(begin)

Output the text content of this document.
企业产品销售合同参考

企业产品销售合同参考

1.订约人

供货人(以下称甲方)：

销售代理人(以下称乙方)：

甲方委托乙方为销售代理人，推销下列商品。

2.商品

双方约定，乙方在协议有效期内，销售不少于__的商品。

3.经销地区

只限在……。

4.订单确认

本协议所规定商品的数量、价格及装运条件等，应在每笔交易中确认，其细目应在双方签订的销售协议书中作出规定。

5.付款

(end)

» Task
Quote the material exactly, leaving nothing out.

» Exercise result
Output the text content of this document.
企业产品销售合同参考

企业产品销售合同参考

1.订约人

供货人(以下称甲方)：

销售代理人(以下称乙方)：

甲方委托乙方为销售代理人，推销下列商品。

2.商品

双方约定，乙方在协议有效期内，销售不少于__的商品。

3.经销地区

只限在……。

4.订单确认

本协议所规定商品的数量、价格及装运条件等，应在每笔交易中确认，其细目应在双方签订的销售协议书中作出规定。

5.付款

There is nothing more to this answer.